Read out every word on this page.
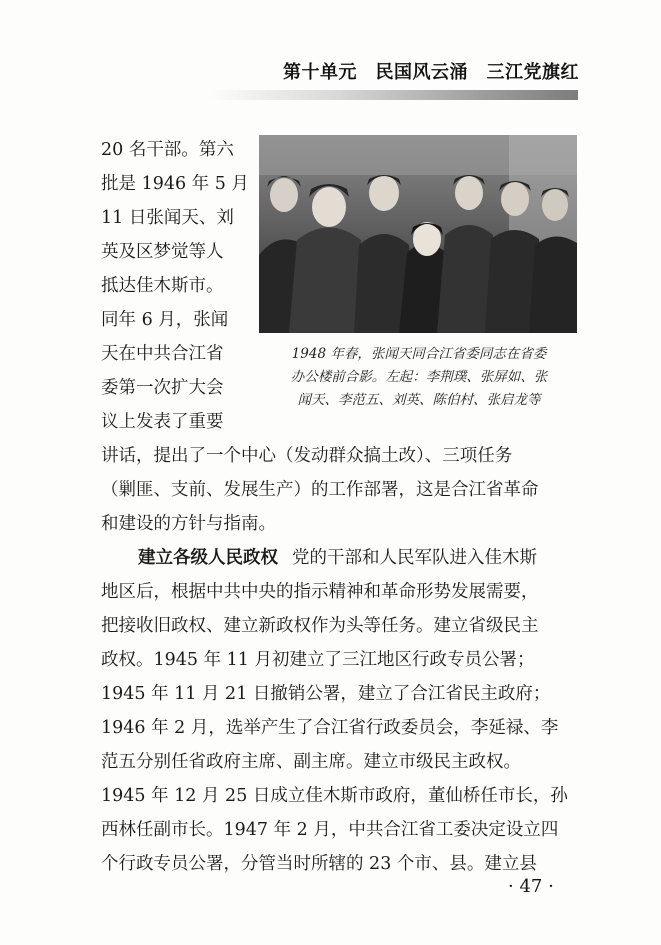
第十单元　民国风云涌　三江党旗红
1948 年春，张闻天同合江省委同志在省委
办公楼前合影。左起：李荆璞、张屏如、张
闻天、李范五、刘英、陈伯村、张启龙等
20 名干部。第六
批是 1946 年 5 月
11 日张闻天、刘
英及区梦觉等人
抵达佳木斯市。
同年 6 月，张闻
天在中共合江省
委第一次扩大会
议上发表了重要
讲话，提出了一个中心（发动群众搞土改）、三项任务
（剿匪、支前、发展生产）的工作部署，这是合江省革命
和建设的方针与指南。
建立各级人民政权 党的干部和人民军队进入佳木斯
地区后，根据中共中央的指示精神和革命形势发展需要，
把接收旧政权、建立新政权作为头等任务。建立省级民主
政权。1945 年 11 月初建立了三江地区行政专员公署；
1945 年 11 月 21 日撤销公署，建立了合江省民主政府；
1946 年 2 月，选举产生了合江省行政委员会，李延禄、李
范五分别任省政府主席、副主席。建立市级民主政权。
1945 年 12 月 25 日成立佳木斯市政府，董仙桥任市长，孙
西林任副市长。1947 年 2 月，中共合江省工委决定设立四
个行政专员公署，分管当时所辖的 23 个市、县。建立县
· 47 ·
------------------------------
Transcribe the records verbatim and omit the images.

RESULT OF THE TASK —
Read out every word on this page.
第十单元　民国风云涌　三江党旗红
1948 年春，张闻天同合江省委同志在省委
办公楼前合影。左起：李荆璞、张屏如、张
闻天、李范五、刘英、陈伯村、张启龙等
20 名干部。第六
批是 1946 年 5 月
11 日张闻天、刘
英及区梦觉等人
抵达佳木斯市。
同年 6 月，张闻
天在中共合江省
委第一次扩大会
议上发表了重要
讲话，提出了一个中心（发动群众搞土改）、三项任务
（剿匪、支前、发展生产）的工作部署，这是合江省革命
和建设的方针与指南。
建立各级人民政权 党的干部和人民军队进入佳木斯
地区后，根据中共中央的指示精神和革命形势发展需要，
把接收旧政权、建立新政权作为头等任务。建立省级民主
政权。1945 年 11 月初建立了三江地区行政专员公署；
1945 年 11 月 21 日撤销公署，建立了合江省民主政府；
1946 年 2 月，选举产生了合江省行政委员会，李延禄、李
范五分别任省政府主席、副主席。建立市级民主政权。
1945 年 12 月 25 日成立佳木斯市政府，董仙桥任市长，孙
西林任副市长。1947 年 2 月，中共合江省工委决定设立四
个行政专员公署，分管当时所辖的 23 个市、县。建立县
· 47 ·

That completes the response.